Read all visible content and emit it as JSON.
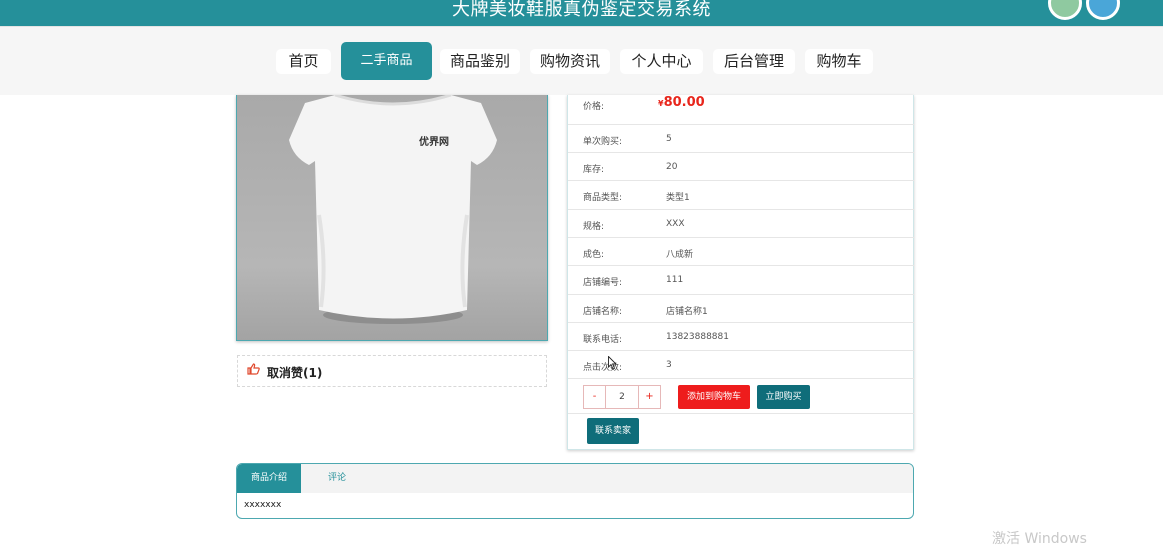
{
  "header": {
    "site_title": "大牌美妆鞋服真伪鉴定交易系统",
    "colors": {
      "primary": "#25909a",
      "dark": "#0f6d7a",
      "danger": "#ee1c1c"
    }
  },
  "nav": {
    "items": [
      {
        "label": "首页"
      },
      {
        "label": "二手商品",
        "active": true
      },
      {
        "label": "商品鉴别"
      },
      {
        "label": "购物资讯"
      },
      {
        "label": "个人中心"
      },
      {
        "label": "后台管理"
      },
      {
        "label": "购物车"
      }
    ]
  },
  "product": {
    "image_logo_text": "优界网",
    "like_label": "取消赞(1)",
    "price_label": "价格:",
    "price_currency": "¥",
    "price_value": "80.00",
    "fields": [
      {
        "label": "单次购买:",
        "value": "5"
      },
      {
        "label": "库存:",
        "value": "20"
      },
      {
        "label": "商品类型:",
        "value": "类型1"
      },
      {
        "label": "规格:",
        "value": "XXX"
      },
      {
        "label": "成色:",
        "value": "八成新"
      },
      {
        "label": "店铺编号:",
        "value": "111"
      },
      {
        "label": "店铺名称:",
        "value": "店铺名称1"
      },
      {
        "label": "联系电话:",
        "value": "13823888881"
      },
      {
        "label": "点击次数:",
        "value": "3"
      }
    ],
    "quantity": {
      "minus": "-",
      "value": "2",
      "plus": "+"
    },
    "add_to_cart_label": "添加到购物车",
    "buy_now_label": "立即购买",
    "contact_seller_label": "联系卖家"
  },
  "tabs": {
    "items": [
      {
        "label": "商品介绍",
        "active": true
      },
      {
        "label": "评论"
      }
    ],
    "content": "xxxxxxx"
  },
  "overlay": {
    "watermark": "激活 Windows"
  }
}
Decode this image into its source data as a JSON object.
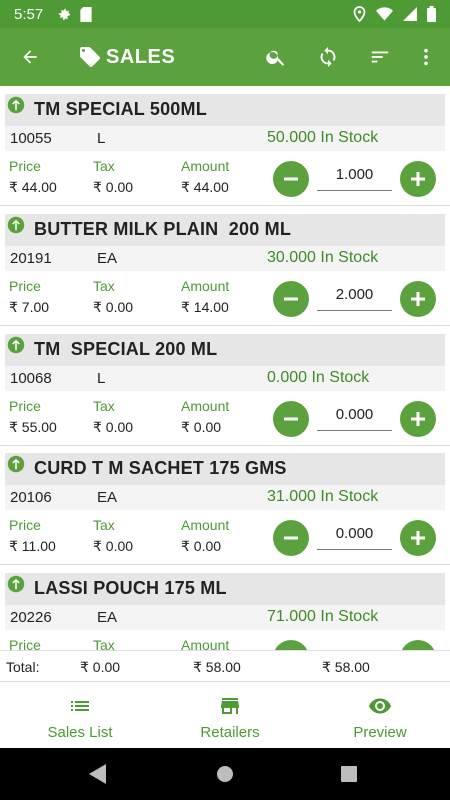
{
  "status_bar": {
    "time": "5:57"
  },
  "app_bar": {
    "title": "SALES"
  },
  "items": [
    {
      "name": "TM SPECIAL 500ML",
      "code": "10055",
      "unit": "L",
      "stock": "50.000 In Stock",
      "price_label": "Price",
      "tax_label": "Tax",
      "amount_label": "Amount",
      "price": "₹ 44.00",
      "tax": "₹ 0.00",
      "amount": "₹ 44.00",
      "qty": "1.000"
    },
    {
      "name": "BUTTER MILK PLAIN  200 ML",
      "code": "20191",
      "unit": "EA",
      "stock": "30.000 In Stock",
      "price_label": "Price",
      "tax_label": "Tax",
      "amount_label": "Amount",
      "price": "₹ 7.00",
      "tax": "₹ 0.00",
      "amount": "₹ 14.00",
      "qty": "2.000"
    },
    {
      "name": "TM  SPECIAL 200 ML",
      "code": "10068",
      "unit": "L",
      "stock": "0.000 In Stock",
      "price_label": "Price",
      "tax_label": "Tax",
      "amount_label": "Amount",
      "price": "₹ 55.00",
      "tax": "₹ 0.00",
      "amount": "₹ 0.00",
      "qty": "0.000"
    },
    {
      "name": "CURD T M SACHET 175 GMS",
      "code": "20106",
      "unit": "EA",
      "stock": "31.000 In Stock",
      "price_label": "Price",
      "tax_label": "Tax",
      "amount_label": "Amount",
      "price": "₹ 11.00",
      "tax": "₹ 0.00",
      "amount": "₹ 0.00",
      "qty": "0.000"
    },
    {
      "name": "LASSI POUCH 175 ML",
      "code": "20226",
      "unit": "EA",
      "stock": "71.000 In Stock",
      "price_label": "Price",
      "tax_label": "Tax",
      "amount_label": "Amount",
      "price": "",
      "tax": "",
      "amount": "",
      "qty": ""
    }
  ],
  "totals": {
    "label": "Total:",
    "tax": "₹ 0.00",
    "amount": "₹ 58.00",
    "net": "₹ 58.00"
  },
  "bottom_nav": [
    {
      "label": "Sales List",
      "icon": "list-icon"
    },
    {
      "label": "Retailers",
      "icon": "store-icon"
    },
    {
      "label": "Preview",
      "icon": "eye-icon"
    }
  ],
  "colors": {
    "primary": "#5ba13d",
    "status_bar": "#4e9a34",
    "stock_text": "#3d8b23"
  }
}
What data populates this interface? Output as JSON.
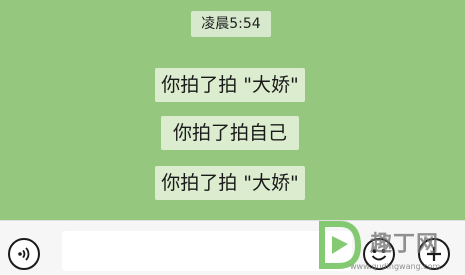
{
  "chat": {
    "timestamp": "凌晨5:54",
    "messages": [
      "你拍了拍 \"大娇\"",
      "你拍了拍自己",
      "你拍了拍 \"大娇\""
    ]
  },
  "input_bar": {
    "voice_icon": "voice-wave-icon",
    "emoji_icon": "smiley-icon",
    "plus_icon": "plus-icon",
    "input_value": "",
    "input_placeholder": ""
  },
  "watermark": {
    "text": "趣丁网",
    "url": "www.qudingwang.com"
  },
  "colors": {
    "chat_background": "#95c77e",
    "message_bubble": "#dbeccf",
    "input_bar": "#f6f6f6",
    "watermark_green": "#6fc15a"
  }
}
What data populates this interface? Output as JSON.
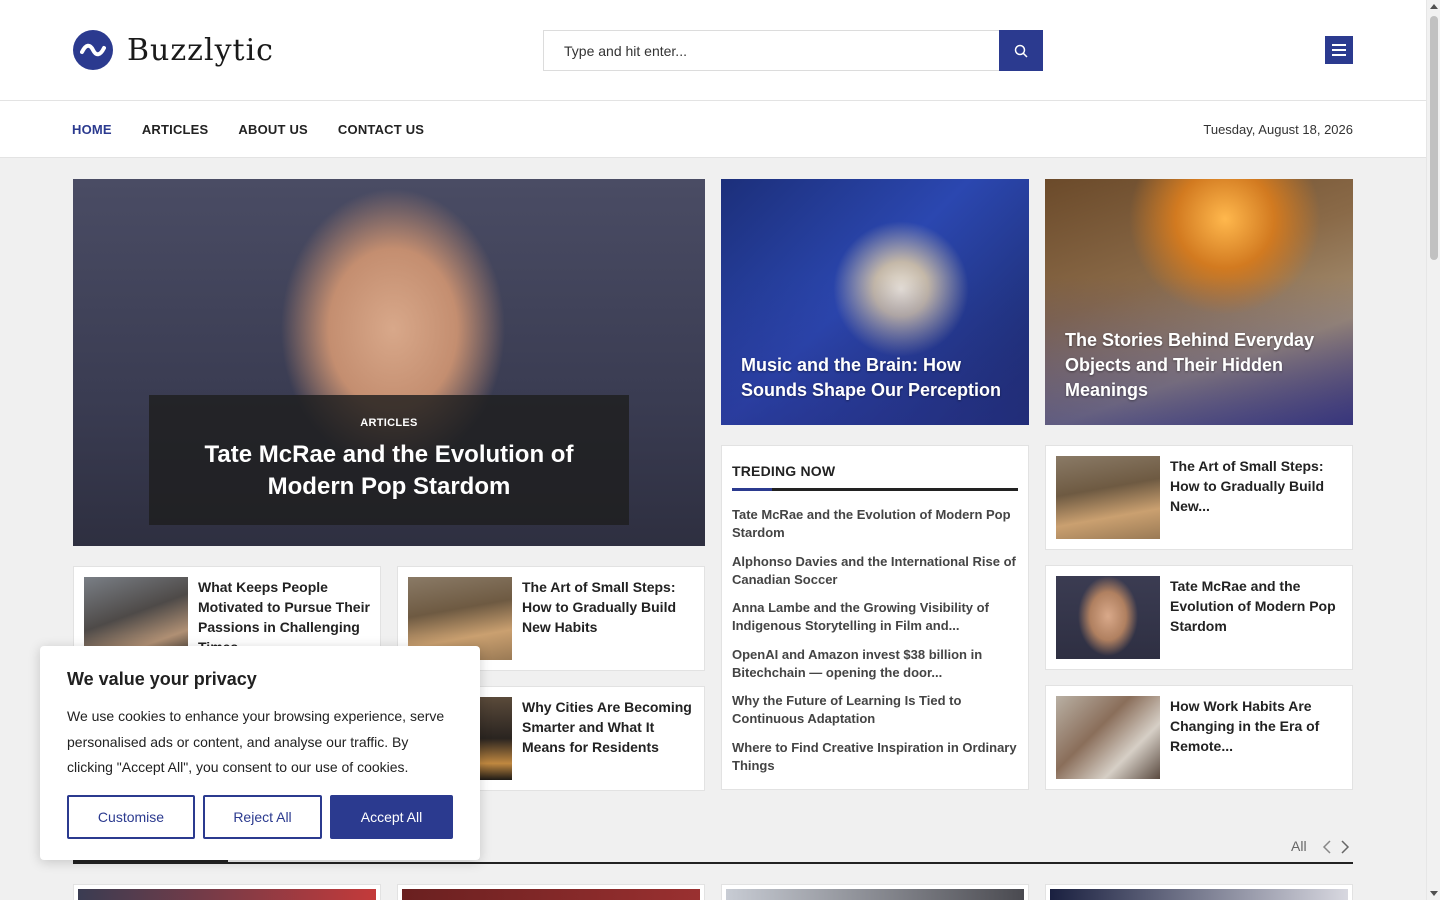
{
  "site": {
    "name": "Buzzlytic"
  },
  "search": {
    "placeholder": "Type and hit enter..."
  },
  "nav": {
    "items": [
      "HOME",
      "ARTICLES",
      "ABOUT US",
      "CONTACT US"
    ],
    "active": "HOME",
    "date": "Tuesday, August 18, 2026"
  },
  "hero": {
    "category": "ARTICLES",
    "title": "Tate McRae and the Evolution of Modern Pop Stardom"
  },
  "feature_cards": [
    {
      "title": "Music and the Brain: How Sounds Shape Our Perception"
    },
    {
      "title": "The Stories Behind Everyday Objects and Their Hidden Meanings"
    }
  ],
  "posts_left": [
    {
      "title": "What Keeps People Motivated to Pursue Their Passions in Challenging Times"
    },
    {
      "title": "The Art of Small Steps: How to Gradually Build New Habits"
    },
    {
      "title": "Why Cities Are Becoming Smarter and What It Means for Residents"
    }
  ],
  "trending": {
    "heading": "TREDING NOW",
    "items": [
      "Tate McRae and the Evolution of Modern Pop Stardom",
      "Alphonso Davies and the International Rise of Canadian Soccer",
      "Anna Lambe and the Growing Visibility of Indigenous Storytelling in Film and...",
      "OpenAI and Amazon invest $38 billion in Bitechchain — opening the door...",
      "Why the Future of Learning Is Tied to Continuous Adaptation",
      "Where to Find Creative Inspiration in Ordinary Things"
    ]
  },
  "posts_right": [
    {
      "title": "The Art of Small Steps: How to Gradually Build New..."
    },
    {
      "title": "Tate McRae and the Evolution of Modern Pop Stardom"
    },
    {
      "title": "How Work Habits Are Changing in the Era of Remote..."
    }
  ],
  "section": {
    "all_label": "All"
  },
  "cookie": {
    "title": "We value your privacy",
    "body": "We use cookies to enhance your browsing experience, serve personalised ads or content, and analyse our traffic. By clicking \"Accept All\", you consent to our use of cookies.",
    "customise": "Customise",
    "reject": "Reject All",
    "accept": "Accept All"
  },
  "colors": {
    "brand": "#2b3a8f",
    "text": "#222222",
    "background": "#f0f0f0"
  }
}
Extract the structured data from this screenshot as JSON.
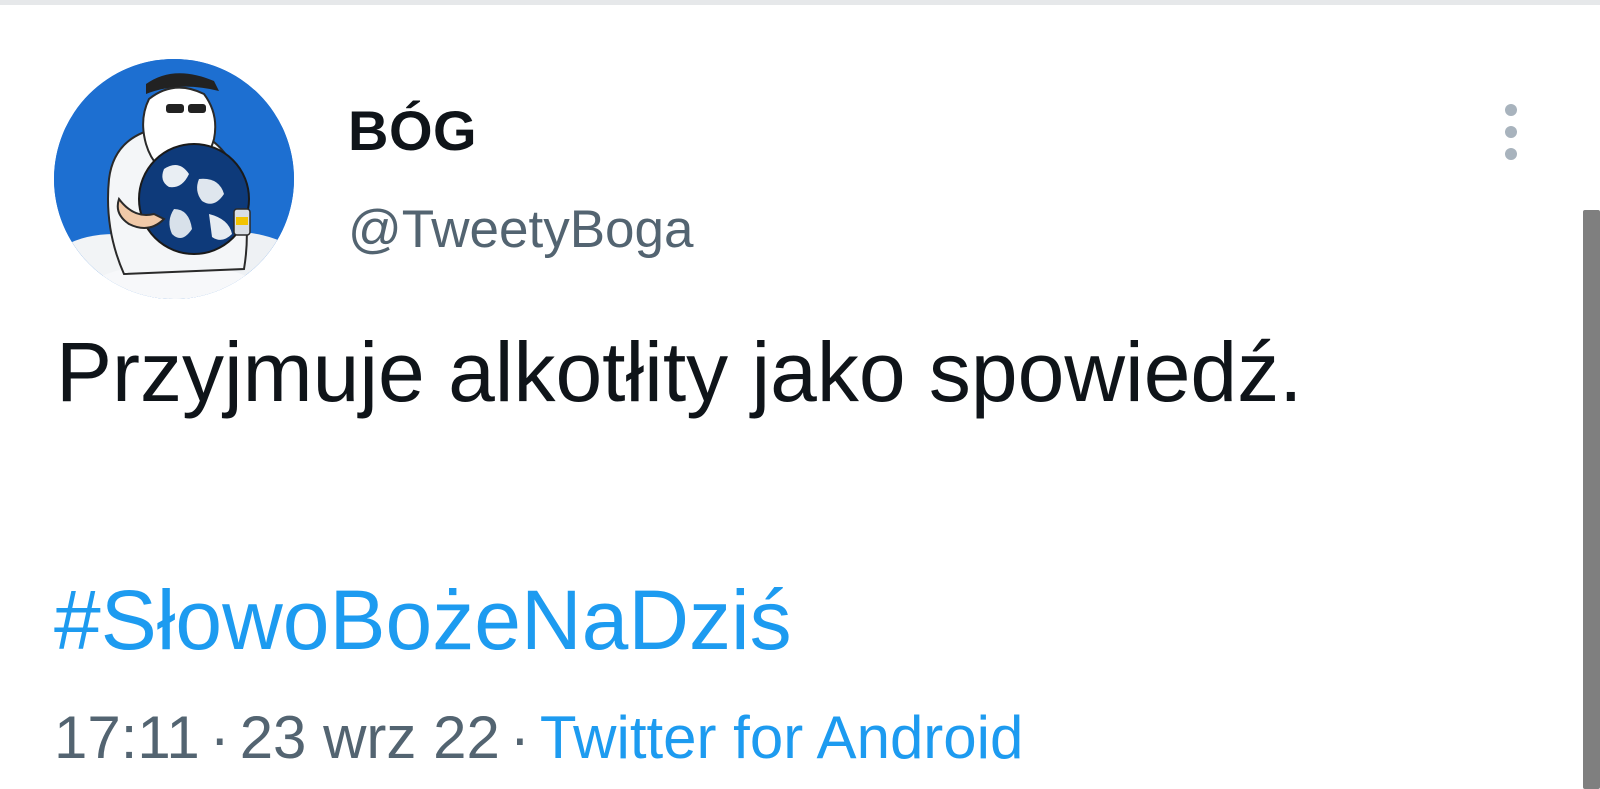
{
  "tweet": {
    "author": {
      "display_name": "BÓG",
      "handle": "@TweetyBoga"
    },
    "text": "Przyjmuje alkotłity jako spowiedź.",
    "hashtag": "#SłowoBożeNaDziś",
    "time": "17:11",
    "separator": "·",
    "date": "23 wrz 22",
    "source": "Twitter for Android"
  },
  "icons": {
    "more": "more-vertical-icon",
    "avatar": "avatar-image"
  },
  "colors": {
    "text_primary": "#0f1419",
    "text_secondary": "#536471",
    "accent": "#1d9bf0",
    "avatar_background": "#1d6fd1"
  }
}
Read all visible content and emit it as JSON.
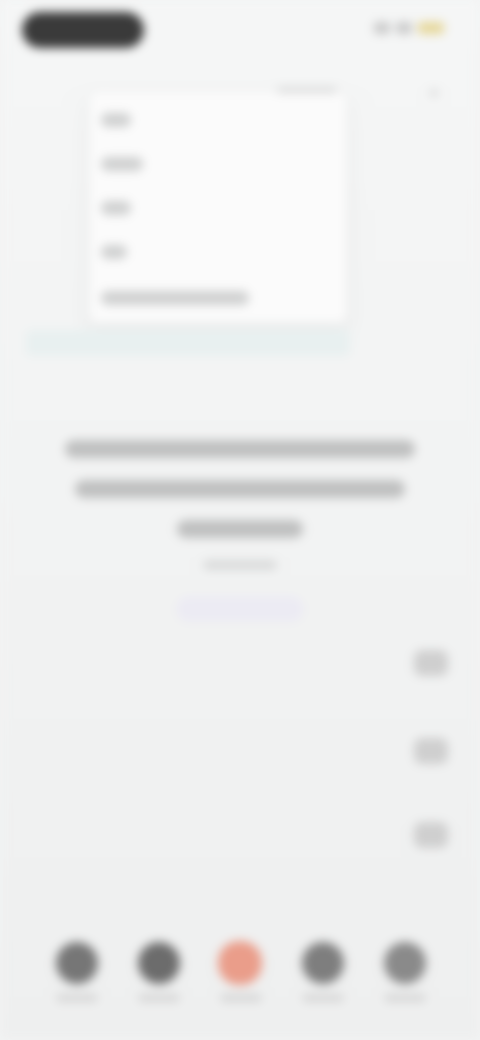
{
  "status_bar": {
    "pill": "status-pill",
    "icons": [
      "signal-icon",
      "wifi-icon",
      "battery-icon"
    ],
    "battery_color": "#e6d79a"
  },
  "close": {
    "icon": "close-icon"
  },
  "menu": {
    "items": [
      "",
      "",
      "",
      "",
      ""
    ]
  },
  "message": {
    "lines": [
      "",
      "",
      ""
    ],
    "subtext": "",
    "cta_label": ""
  },
  "side_actions": [
    "action-icon",
    "action-icon",
    "action-icon"
  ],
  "bottom_nav": {
    "items": [
      {
        "icon": "nav-icon",
        "label": ""
      },
      {
        "icon": "nav-icon",
        "label": ""
      },
      {
        "icon": "nav-icon",
        "label": "",
        "accent": "#ea9d8a"
      },
      {
        "icon": "nav-icon",
        "label": ""
      },
      {
        "icon": "nav-icon",
        "label": ""
      }
    ]
  }
}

Work instructions:
Return each line that includes "Evolution".

Result of the exercise:
    "title": "Tate McRae and the Evolution of Modern Pop Stardom"
      "Tate McRae and the Evolution of Modern Pop Stardom",
      "title": "Tate McRae and the Evolution of Modern Pop Stardom"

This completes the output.